=== Task brief ===
Please output every line of the material as it stands, without the pictures.

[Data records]
◆ ◆ ◆ ◆ ◆
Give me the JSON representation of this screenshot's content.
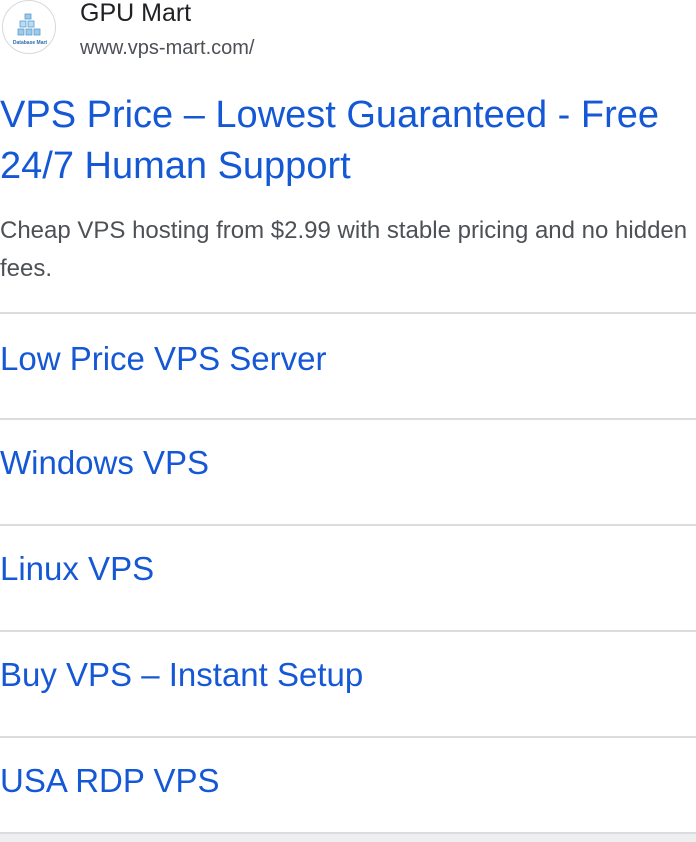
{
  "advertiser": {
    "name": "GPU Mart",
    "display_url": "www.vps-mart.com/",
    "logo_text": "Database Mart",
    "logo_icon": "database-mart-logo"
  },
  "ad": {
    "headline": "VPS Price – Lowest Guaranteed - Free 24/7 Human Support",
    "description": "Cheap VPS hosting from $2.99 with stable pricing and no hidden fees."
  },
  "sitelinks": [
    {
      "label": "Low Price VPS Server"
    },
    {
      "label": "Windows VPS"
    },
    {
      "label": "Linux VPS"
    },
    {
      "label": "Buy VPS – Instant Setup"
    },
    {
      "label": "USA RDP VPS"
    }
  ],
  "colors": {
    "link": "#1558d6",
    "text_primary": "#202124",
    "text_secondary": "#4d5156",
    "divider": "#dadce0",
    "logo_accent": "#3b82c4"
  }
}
◆ ◆ ◆ ◆ ◆
=== Response to the exercise ===
Give me the JSON representation of this screenshot's content.
{
  "advertiser": {
    "name": "GPU Mart",
    "display_url": "www.vps-mart.com/",
    "logo_text": "Database Mart",
    "logo_icon": "database-mart-logo"
  },
  "ad": {
    "headline": "VPS Price – Lowest Guaranteed - Free 24/7 Human Support",
    "description": "Cheap VPS hosting from $2.99 with stable pricing and no hidden fees."
  },
  "sitelinks": [
    {
      "label": "Low Price VPS Server"
    },
    {
      "label": "Windows VPS"
    },
    {
      "label": "Linux VPS"
    },
    {
      "label": "Buy VPS – Instant Setup"
    },
    {
      "label": "USA RDP VPS"
    }
  ],
  "colors": {
    "link": "#1558d6",
    "text_primary": "#202124",
    "text_secondary": "#4d5156",
    "divider": "#dadce0",
    "logo_accent": "#3b82c4"
  }
}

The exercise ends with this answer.